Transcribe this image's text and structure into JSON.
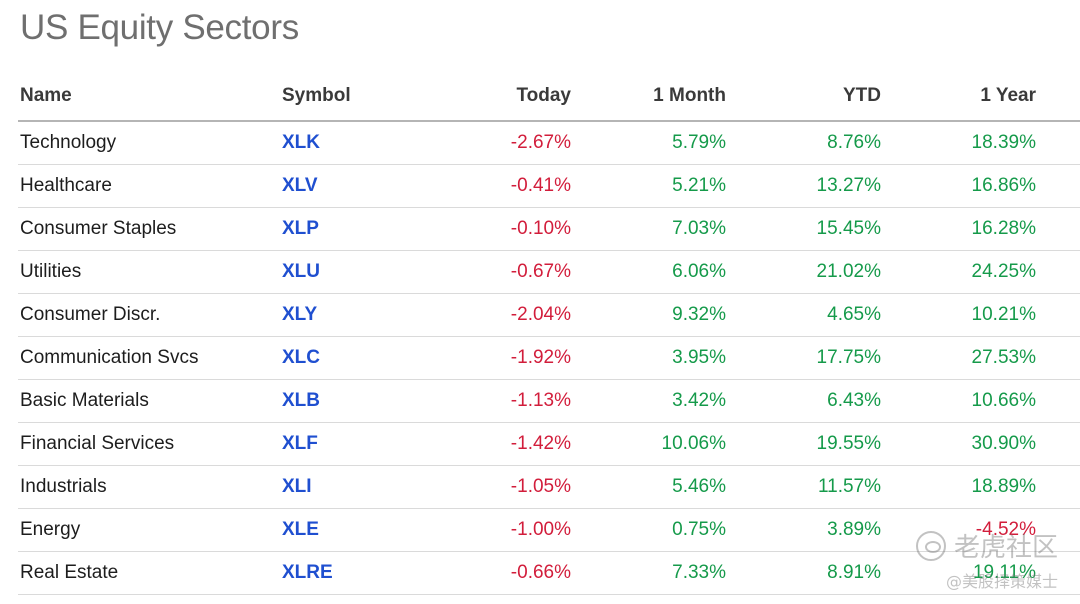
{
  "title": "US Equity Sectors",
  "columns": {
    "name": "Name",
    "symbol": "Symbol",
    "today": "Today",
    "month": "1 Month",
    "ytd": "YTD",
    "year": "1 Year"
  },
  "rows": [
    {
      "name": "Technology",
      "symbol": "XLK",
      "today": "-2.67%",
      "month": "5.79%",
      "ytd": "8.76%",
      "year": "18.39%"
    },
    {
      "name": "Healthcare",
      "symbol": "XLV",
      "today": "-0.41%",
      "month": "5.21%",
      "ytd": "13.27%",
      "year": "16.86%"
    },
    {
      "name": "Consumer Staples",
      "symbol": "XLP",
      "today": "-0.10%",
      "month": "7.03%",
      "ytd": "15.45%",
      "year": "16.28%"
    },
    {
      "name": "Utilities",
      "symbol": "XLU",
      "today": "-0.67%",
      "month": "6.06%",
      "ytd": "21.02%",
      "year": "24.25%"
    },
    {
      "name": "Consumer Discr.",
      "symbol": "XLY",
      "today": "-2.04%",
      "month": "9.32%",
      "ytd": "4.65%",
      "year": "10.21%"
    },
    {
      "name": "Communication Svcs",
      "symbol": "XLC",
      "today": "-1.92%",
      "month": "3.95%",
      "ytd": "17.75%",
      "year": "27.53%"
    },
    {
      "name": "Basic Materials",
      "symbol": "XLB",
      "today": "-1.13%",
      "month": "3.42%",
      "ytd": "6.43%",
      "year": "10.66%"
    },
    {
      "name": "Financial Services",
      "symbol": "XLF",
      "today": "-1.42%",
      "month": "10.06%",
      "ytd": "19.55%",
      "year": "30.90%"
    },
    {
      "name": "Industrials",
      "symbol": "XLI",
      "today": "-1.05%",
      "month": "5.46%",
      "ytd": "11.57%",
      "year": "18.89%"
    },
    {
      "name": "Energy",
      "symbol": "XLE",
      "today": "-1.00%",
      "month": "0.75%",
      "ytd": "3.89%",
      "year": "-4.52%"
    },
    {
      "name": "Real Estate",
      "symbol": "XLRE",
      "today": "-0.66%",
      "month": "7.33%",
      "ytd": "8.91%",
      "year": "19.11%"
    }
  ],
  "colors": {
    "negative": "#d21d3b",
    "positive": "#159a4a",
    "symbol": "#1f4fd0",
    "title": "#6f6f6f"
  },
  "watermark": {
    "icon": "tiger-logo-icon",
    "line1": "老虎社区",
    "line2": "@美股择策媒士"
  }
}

WORK TO BE COMPLETED ->
Set the pictures aside and transcribe the data above exactly.

WRITTEN SOLUTION ->
Transcribe this image's text and structure into JSON.
{
  "title": "US Equity Sectors",
  "columns": {
    "name": "Name",
    "symbol": "Symbol",
    "today": "Today",
    "month": "1 Month",
    "ytd": "YTD",
    "year": "1 Year"
  },
  "rows": [
    {
      "name": "Technology",
      "symbol": "XLK",
      "today": "-2.67%",
      "month": "5.79%",
      "ytd": "8.76%",
      "year": "18.39%"
    },
    {
      "name": "Healthcare",
      "symbol": "XLV",
      "today": "-0.41%",
      "month": "5.21%",
      "ytd": "13.27%",
      "year": "16.86%"
    },
    {
      "name": "Consumer Staples",
      "symbol": "XLP",
      "today": "-0.10%",
      "month": "7.03%",
      "ytd": "15.45%",
      "year": "16.28%"
    },
    {
      "name": "Utilities",
      "symbol": "XLU",
      "today": "-0.67%",
      "month": "6.06%",
      "ytd": "21.02%",
      "year": "24.25%"
    },
    {
      "name": "Consumer Discr.",
      "symbol": "XLY",
      "today": "-2.04%",
      "month": "9.32%",
      "ytd": "4.65%",
      "year": "10.21%"
    },
    {
      "name": "Communication Svcs",
      "symbol": "XLC",
      "today": "-1.92%",
      "month": "3.95%",
      "ytd": "17.75%",
      "year": "27.53%"
    },
    {
      "name": "Basic Materials",
      "symbol": "XLB",
      "today": "-1.13%",
      "month": "3.42%",
      "ytd": "6.43%",
      "year": "10.66%"
    },
    {
      "name": "Financial Services",
      "symbol": "XLF",
      "today": "-1.42%",
      "month": "10.06%",
      "ytd": "19.55%",
      "year": "30.90%"
    },
    {
      "name": "Industrials",
      "symbol": "XLI",
      "today": "-1.05%",
      "month": "5.46%",
      "ytd": "11.57%",
      "year": "18.89%"
    },
    {
      "name": "Energy",
      "symbol": "XLE",
      "today": "-1.00%",
      "month": "0.75%",
      "ytd": "3.89%",
      "year": "-4.52%"
    },
    {
      "name": "Real Estate",
      "symbol": "XLRE",
      "today": "-0.66%",
      "month": "7.33%",
      "ytd": "8.91%",
      "year": "19.11%"
    }
  ],
  "colors": {
    "negative": "#d21d3b",
    "positive": "#159a4a",
    "symbol": "#1f4fd0",
    "title": "#6f6f6f"
  },
  "watermark": {
    "icon": "tiger-logo-icon",
    "line1": "老虎社区",
    "line2": "@美股择策媒士"
  }
}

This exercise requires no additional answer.